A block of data
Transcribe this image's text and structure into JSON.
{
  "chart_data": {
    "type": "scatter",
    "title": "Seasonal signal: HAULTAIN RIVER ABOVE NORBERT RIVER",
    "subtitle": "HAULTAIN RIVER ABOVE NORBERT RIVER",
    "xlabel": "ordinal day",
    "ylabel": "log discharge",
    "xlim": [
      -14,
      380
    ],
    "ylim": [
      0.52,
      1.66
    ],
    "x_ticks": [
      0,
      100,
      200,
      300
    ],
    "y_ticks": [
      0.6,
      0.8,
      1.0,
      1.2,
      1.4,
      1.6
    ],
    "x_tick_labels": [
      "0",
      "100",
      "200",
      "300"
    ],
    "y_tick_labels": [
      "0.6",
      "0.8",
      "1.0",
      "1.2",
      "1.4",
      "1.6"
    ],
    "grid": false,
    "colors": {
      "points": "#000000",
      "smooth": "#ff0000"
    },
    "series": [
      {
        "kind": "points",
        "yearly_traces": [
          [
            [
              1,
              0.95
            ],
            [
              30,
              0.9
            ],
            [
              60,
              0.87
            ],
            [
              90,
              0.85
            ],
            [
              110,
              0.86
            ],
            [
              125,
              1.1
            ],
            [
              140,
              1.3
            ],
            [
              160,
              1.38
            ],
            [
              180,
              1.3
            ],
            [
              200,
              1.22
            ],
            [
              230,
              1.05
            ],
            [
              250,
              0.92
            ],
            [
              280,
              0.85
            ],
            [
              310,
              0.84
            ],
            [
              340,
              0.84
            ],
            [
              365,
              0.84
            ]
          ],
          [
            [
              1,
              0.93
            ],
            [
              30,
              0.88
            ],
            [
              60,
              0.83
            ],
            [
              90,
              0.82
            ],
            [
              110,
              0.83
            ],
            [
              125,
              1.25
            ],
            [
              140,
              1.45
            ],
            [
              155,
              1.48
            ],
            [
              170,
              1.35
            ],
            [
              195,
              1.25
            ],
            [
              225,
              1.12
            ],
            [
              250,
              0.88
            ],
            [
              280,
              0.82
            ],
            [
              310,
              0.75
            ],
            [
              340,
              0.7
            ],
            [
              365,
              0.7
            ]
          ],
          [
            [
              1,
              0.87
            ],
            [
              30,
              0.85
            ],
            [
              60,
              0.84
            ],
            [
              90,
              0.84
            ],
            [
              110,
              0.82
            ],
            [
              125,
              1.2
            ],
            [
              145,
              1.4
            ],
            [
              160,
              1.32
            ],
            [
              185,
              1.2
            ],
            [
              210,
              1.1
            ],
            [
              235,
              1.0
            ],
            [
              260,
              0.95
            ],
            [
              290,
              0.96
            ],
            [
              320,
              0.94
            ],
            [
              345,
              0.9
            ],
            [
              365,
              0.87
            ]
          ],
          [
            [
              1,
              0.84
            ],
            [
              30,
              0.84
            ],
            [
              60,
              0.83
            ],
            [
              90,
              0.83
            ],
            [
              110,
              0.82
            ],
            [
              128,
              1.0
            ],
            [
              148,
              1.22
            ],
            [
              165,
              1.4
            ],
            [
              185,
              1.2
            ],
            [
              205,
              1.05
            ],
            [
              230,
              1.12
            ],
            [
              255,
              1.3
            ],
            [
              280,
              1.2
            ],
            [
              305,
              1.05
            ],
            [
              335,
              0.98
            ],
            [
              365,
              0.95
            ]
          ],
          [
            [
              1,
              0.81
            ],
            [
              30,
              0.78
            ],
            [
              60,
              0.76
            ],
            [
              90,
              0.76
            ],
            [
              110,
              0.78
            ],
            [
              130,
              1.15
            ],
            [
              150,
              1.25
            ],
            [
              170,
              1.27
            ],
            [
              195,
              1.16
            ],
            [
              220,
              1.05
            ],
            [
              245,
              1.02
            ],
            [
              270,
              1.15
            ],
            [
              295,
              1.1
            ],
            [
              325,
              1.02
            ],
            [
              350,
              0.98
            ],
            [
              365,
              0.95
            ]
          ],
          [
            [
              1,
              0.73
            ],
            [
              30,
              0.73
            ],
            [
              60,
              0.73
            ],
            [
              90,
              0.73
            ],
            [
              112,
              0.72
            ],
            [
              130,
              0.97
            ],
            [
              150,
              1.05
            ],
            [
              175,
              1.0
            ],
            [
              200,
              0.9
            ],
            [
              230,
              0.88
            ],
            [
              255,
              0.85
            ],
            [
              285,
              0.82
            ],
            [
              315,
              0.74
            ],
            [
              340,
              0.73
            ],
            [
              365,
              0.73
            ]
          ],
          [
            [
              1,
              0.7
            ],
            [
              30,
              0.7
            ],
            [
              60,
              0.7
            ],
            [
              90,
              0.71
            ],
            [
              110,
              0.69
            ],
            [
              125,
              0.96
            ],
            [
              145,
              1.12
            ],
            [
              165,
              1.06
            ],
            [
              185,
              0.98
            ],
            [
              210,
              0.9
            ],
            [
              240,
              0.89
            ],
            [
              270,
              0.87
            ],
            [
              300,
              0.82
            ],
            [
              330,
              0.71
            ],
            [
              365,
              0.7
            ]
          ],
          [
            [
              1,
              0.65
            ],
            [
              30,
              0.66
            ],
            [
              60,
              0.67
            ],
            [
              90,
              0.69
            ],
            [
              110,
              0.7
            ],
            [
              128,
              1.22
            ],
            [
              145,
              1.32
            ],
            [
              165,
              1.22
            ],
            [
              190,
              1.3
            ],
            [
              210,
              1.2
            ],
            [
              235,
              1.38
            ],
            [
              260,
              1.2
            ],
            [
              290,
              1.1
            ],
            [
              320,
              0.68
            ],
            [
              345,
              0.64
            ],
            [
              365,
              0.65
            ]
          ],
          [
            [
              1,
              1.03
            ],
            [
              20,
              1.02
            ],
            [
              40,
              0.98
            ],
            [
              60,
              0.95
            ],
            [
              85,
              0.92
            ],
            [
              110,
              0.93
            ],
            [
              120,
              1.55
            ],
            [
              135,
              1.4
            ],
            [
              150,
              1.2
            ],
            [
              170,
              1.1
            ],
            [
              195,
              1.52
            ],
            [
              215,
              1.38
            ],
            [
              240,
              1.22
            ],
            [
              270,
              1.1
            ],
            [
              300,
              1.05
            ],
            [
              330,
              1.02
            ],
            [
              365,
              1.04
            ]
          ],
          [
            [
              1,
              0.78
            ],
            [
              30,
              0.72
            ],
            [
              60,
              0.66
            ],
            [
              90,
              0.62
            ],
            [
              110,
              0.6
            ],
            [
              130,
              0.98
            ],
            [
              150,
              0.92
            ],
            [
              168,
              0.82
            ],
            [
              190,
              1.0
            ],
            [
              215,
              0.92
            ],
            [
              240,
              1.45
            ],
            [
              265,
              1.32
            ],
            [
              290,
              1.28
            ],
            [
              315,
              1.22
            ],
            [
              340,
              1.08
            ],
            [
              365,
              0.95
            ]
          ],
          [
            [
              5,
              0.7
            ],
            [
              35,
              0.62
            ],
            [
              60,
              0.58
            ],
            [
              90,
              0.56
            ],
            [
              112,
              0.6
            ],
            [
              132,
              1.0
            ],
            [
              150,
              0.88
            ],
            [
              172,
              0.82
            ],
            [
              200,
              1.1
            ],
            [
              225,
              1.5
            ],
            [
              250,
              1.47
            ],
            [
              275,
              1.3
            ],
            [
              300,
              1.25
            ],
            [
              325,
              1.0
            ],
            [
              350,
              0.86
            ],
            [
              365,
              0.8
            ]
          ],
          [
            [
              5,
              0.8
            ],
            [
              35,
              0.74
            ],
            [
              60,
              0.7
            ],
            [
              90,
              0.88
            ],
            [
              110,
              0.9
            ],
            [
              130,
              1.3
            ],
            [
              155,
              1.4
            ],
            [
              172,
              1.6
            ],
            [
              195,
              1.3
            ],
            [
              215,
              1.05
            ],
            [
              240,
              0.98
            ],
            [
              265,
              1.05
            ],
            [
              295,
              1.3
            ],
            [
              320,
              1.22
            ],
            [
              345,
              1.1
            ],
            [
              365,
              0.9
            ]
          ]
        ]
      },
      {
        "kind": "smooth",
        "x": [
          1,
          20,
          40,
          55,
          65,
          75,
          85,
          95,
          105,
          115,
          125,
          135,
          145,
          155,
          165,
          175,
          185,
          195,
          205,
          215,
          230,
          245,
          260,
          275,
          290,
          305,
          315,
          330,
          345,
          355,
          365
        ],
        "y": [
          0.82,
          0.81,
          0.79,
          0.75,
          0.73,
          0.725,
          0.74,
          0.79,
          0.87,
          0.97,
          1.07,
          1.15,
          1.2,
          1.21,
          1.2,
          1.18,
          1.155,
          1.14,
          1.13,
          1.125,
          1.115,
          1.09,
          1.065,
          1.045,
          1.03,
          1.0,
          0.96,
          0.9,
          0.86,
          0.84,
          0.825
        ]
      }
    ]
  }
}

Exercise :: From the data above, copy out every line with the string "HAULTAIN" in it.

Output below ::
    "title": "Seasonal signal: HAULTAIN RIVER ABOVE NORBERT RIVER",
    "subtitle": "HAULTAIN RIVER ABOVE NORBERT RIVER",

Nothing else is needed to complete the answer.